▸ **Description of the task**
Scan the lines below for the word "label". Copy each line you find it in.

++++++

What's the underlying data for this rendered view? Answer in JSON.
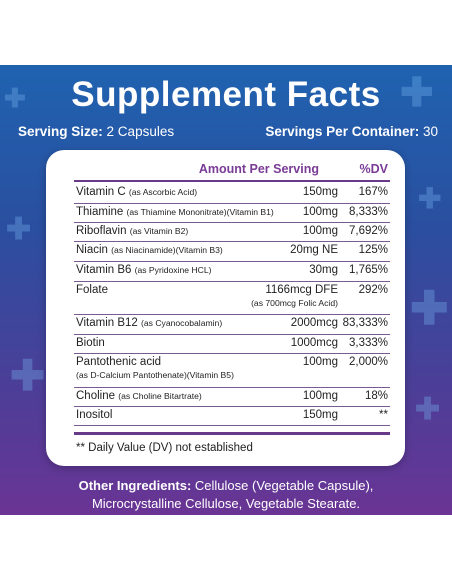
{
  "title": "Supplement Facts",
  "serving_size": {
    "label": "Serving Size:",
    "value": "2 Capsules"
  },
  "servings_per_container": {
    "label": "Servings Per Container:",
    "value": "30"
  },
  "table": {
    "header_amount": "Amount Per Serving",
    "header_dv": "%DV",
    "rows": [
      {
        "name": "Vitamin C",
        "detail": "(as Ascorbic Acid)",
        "amount": "150mg",
        "dv": "167%"
      },
      {
        "name": "Thiamine",
        "detail": "(as Thiamine Mononitrate)(Vitamin B1)",
        "amount": "100mg",
        "dv": "8,333%"
      },
      {
        "name": "Riboflavin",
        "detail": "(as Vitamin B2)",
        "amount": "100mg",
        "dv": "7,692%"
      },
      {
        "name": "Niacin",
        "detail": "(as Niacinamide)(Vitamin B3)",
        "amount": "20mg NE",
        "dv": "125%"
      },
      {
        "name": "Vitamin B6",
        "detail": "(as Pyridoxine HCL)",
        "amount": "30mg",
        "dv": "1,765%"
      },
      {
        "name": "Folate",
        "detail": "",
        "amount": "1166mcg DFE",
        "amount_detail": "(as 700mcg Folic Acid)",
        "dv": "292%"
      },
      {
        "name": "Vitamin B12",
        "detail": "(as Cyanocobalamin)",
        "amount": "2000mcg",
        "dv": "83,333%"
      },
      {
        "name": "Biotin",
        "detail": "",
        "amount": "1000mcg",
        "dv": "3,333%"
      },
      {
        "name": "Pantothenic acid",
        "detail": "",
        "sub_detail": "(as D-Calcium Pantothenate)(Vitamin B5)",
        "amount": "100mg",
        "dv": "2,000%"
      },
      {
        "name": "Choline",
        "detail": "(as Choline Bitartrate)",
        "amount": "100mg",
        "dv": "18%"
      },
      {
        "name": "Inositol",
        "detail": "",
        "amount": "150mg",
        "dv": "**"
      }
    ],
    "footnote": "** Daily Value (DV) not established"
  },
  "other_ingredients": {
    "label": "Other Ingredients:",
    "line1": "Cellulose (Vegetable Capsule),",
    "line2": "Microcrystalline Cellulose, Vegetable Stearate."
  },
  "colors": {
    "accent": "#7a3b95",
    "background_top": "#1f63b0",
    "background_bottom": "#6a3494"
  }
}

++++++

▸ **Answer**
    "label": "Serving Size:",
    "label": "Servings Per Container:",
    "label": "Other Ingredients:",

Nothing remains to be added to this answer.